[Opening Text section]
Highlights & Insights¶
- Hierarchical prediction is the core innovation: It circumvents the paradox that "predicting an \(L^2\) sparse mask is itself \(O(L^2)\)." Chunk-level prediction compresses the search space by a factor of \((L/N_c)^2\), which is key to achieving actual speedups.
- Fully data-driven: DHSA does not rely on predefined attention pattern templates (e.g., A-shape, vertical-slash) and instead learns input-adaptive sparsity patterns automatically, yielding better generalization across tasks.
- The \(\sqrt{|\mathbf{C}|}\) normalization is simple yet critical: It resolves the representation bias introduced by variable-length chunks. Naive mean pooling renders similarity scores of long and short chunks incomparable.
[Closing Text section]
[Opening Data section section]
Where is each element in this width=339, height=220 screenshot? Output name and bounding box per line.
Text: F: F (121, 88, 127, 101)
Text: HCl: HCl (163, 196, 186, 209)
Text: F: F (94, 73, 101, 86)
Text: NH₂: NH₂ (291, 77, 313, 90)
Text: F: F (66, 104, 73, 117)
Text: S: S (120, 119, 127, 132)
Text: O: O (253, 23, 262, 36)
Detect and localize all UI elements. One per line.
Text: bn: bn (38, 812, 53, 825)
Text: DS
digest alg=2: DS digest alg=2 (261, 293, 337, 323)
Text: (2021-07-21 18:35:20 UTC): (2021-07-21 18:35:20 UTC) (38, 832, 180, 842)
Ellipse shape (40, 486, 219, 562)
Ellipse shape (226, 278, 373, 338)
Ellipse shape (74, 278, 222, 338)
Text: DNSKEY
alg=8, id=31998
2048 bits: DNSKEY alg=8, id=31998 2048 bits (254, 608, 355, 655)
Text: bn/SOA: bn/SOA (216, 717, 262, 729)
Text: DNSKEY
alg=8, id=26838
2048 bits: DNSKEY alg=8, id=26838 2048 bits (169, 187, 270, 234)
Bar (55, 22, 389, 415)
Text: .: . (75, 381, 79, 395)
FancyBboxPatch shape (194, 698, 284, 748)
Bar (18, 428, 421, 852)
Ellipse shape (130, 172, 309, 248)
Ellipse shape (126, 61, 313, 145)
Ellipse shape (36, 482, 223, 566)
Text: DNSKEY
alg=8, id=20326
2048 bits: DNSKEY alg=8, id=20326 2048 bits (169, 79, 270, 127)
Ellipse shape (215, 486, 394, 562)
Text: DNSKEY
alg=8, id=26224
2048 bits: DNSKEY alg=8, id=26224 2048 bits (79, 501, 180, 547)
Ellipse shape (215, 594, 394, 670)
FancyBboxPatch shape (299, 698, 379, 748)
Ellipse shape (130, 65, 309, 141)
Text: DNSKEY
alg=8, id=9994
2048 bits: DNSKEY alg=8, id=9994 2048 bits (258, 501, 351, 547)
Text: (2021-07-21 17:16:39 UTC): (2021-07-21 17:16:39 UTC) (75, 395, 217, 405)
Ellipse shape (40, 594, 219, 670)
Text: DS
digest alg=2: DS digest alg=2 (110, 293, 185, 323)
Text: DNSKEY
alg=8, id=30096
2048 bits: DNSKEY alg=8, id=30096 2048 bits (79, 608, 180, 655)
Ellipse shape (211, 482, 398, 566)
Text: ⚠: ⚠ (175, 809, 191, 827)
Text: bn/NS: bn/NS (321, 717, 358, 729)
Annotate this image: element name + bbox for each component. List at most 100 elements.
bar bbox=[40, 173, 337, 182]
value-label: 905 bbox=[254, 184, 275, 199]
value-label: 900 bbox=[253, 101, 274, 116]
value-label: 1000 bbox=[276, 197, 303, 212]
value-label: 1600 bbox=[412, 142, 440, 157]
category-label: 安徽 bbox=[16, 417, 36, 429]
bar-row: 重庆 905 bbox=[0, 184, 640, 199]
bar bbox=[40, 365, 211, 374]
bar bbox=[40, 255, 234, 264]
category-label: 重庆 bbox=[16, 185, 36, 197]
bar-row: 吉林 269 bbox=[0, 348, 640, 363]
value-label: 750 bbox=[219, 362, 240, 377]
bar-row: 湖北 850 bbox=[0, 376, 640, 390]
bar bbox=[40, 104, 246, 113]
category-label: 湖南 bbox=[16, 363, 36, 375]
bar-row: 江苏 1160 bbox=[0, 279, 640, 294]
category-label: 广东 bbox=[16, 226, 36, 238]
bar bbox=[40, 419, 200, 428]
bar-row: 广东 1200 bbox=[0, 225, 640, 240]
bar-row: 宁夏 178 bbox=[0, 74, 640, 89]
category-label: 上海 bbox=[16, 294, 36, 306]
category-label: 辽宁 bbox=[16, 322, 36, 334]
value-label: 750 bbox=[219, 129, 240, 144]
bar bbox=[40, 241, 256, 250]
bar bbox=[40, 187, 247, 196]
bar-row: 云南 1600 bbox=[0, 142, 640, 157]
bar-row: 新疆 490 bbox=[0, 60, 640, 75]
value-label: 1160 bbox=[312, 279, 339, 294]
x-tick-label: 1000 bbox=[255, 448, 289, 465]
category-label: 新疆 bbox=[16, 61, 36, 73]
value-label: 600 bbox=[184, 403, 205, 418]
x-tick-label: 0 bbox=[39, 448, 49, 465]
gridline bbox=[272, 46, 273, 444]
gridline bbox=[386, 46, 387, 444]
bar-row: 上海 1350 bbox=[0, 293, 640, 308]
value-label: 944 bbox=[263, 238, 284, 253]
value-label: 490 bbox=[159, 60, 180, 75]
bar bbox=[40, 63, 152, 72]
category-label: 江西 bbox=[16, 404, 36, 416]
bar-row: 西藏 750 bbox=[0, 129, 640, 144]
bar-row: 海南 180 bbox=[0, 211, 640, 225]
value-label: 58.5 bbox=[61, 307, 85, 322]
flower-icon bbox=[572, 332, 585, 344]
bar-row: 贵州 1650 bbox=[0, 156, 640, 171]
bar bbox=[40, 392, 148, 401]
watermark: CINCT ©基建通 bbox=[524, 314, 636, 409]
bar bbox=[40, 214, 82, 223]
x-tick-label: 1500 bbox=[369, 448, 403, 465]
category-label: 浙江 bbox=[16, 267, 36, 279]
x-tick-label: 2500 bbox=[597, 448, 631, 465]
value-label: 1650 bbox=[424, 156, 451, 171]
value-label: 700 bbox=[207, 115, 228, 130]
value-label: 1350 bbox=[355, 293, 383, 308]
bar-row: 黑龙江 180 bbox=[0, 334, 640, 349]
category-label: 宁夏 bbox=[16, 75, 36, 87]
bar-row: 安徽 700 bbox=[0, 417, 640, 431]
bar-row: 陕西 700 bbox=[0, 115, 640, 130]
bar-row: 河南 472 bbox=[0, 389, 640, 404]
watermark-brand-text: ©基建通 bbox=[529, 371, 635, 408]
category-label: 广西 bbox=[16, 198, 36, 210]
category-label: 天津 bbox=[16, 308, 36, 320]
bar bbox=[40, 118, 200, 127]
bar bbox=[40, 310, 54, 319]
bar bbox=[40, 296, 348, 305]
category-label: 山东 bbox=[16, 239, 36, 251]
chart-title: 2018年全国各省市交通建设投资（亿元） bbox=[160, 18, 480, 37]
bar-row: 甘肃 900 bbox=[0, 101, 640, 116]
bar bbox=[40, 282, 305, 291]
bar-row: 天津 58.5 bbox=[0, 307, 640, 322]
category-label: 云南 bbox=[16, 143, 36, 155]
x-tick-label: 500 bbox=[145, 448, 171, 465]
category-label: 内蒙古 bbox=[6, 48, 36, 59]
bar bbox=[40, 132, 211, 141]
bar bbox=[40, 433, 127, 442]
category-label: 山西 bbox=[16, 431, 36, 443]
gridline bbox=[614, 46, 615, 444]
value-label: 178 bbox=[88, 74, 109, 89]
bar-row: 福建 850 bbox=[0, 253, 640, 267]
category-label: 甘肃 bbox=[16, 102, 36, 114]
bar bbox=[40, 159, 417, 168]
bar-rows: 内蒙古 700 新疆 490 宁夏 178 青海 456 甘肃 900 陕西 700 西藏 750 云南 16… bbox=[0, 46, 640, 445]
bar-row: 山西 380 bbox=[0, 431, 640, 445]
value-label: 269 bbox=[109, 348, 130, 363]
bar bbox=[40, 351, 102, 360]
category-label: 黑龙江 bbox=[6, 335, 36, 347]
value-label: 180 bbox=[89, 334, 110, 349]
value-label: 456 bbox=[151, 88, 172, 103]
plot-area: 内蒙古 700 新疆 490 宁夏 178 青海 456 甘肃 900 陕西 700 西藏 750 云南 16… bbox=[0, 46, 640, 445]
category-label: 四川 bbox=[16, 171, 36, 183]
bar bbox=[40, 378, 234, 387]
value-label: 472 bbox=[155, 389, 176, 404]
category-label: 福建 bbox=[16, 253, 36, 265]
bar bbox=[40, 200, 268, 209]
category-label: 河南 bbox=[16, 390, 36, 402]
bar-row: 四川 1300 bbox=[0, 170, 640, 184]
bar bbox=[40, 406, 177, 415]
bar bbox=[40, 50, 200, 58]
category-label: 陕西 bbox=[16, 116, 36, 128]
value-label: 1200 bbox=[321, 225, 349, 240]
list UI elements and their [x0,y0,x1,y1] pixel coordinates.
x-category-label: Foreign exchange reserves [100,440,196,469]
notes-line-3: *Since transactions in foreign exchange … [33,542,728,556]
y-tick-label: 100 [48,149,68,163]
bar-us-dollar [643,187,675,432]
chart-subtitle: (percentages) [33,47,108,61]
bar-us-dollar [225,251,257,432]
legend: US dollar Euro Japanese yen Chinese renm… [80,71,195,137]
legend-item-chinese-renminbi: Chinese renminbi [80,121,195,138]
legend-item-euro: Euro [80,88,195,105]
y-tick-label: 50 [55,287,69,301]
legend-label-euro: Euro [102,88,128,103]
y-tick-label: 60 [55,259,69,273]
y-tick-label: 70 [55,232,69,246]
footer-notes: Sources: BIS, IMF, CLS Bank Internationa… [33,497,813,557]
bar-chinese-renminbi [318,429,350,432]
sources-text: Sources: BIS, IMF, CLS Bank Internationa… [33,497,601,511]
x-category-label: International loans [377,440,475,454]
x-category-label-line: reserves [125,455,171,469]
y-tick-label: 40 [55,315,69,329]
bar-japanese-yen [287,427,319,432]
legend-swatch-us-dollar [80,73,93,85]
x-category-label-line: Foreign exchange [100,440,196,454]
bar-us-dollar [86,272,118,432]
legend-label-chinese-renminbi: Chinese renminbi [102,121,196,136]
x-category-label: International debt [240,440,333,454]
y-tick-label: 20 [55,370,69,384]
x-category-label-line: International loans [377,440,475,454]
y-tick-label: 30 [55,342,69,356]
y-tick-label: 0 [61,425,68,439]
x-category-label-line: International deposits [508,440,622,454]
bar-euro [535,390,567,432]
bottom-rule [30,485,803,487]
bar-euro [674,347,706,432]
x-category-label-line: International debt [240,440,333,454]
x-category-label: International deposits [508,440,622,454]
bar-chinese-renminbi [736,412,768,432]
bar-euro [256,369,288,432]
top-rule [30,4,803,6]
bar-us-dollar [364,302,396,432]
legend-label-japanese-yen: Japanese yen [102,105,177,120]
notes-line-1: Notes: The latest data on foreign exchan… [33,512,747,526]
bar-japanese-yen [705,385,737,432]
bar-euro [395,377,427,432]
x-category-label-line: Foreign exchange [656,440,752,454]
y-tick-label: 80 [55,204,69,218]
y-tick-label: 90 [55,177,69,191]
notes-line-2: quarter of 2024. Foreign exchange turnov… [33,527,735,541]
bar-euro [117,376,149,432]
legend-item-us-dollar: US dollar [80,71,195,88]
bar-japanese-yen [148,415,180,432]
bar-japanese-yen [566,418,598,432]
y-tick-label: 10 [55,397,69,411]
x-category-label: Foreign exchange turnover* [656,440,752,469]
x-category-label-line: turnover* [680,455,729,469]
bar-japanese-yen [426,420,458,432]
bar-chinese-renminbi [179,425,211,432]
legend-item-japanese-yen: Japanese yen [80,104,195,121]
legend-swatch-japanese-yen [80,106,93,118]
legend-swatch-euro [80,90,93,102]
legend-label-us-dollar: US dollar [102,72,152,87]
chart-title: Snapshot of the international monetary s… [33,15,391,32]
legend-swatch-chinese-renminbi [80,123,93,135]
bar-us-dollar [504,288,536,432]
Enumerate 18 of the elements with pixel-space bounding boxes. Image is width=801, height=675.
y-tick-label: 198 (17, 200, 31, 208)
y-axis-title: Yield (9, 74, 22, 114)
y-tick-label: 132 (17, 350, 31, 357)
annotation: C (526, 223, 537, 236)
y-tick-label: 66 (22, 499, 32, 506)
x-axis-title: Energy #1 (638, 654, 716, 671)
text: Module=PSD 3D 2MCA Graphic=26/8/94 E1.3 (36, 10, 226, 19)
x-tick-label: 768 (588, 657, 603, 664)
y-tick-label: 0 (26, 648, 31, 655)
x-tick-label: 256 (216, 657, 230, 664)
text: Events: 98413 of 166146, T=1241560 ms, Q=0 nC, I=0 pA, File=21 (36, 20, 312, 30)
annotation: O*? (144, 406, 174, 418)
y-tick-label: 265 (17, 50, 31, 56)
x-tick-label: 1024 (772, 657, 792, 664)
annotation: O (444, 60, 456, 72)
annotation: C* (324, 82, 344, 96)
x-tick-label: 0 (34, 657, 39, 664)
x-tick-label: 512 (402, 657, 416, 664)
[Closing Data section section]
- **Problems and tasks**:
(A) In the highlights text, take the stretch from "Highlights & Insights¶" through "achieving actual speedups." and switch "core innovation" to "central contribution".
(B) Using the highlights text, answer these:
(i) By what factor does chunk-level prediction compress the search space?
(ii) Which predefined attention pattern templates are given as examples that DHSA does not rely on?
(iii) What does naive mean pooling make incomparable?
(C) Shorten the paragraph of the highlights text that begins "Fully data-driven" into a single sentence.

- **Responses by item number**:
(A)
Highlights & Insights¶
- Hierarchical prediction is the central contribution: It circumvents the paradox that "predicting an \(L^2\) sparse mask is itself \(O(L^2)\)." Chunk-level prediction compresses the search space by a factor of \((L/N_c)^2\), which is key to achieving actual speedups.

(B)
(i) By a factor of \((L/N_c)^2\).
(ii) A-shape and vertical-slash.
(iii) The similarity scores of long and short chunks.

(C) Rather than using predefined attention pattern templates such as A-shape or vertical-slash, DHSA automatically learns input-adaptive sparsity patterns, which gives better generalization across tasks.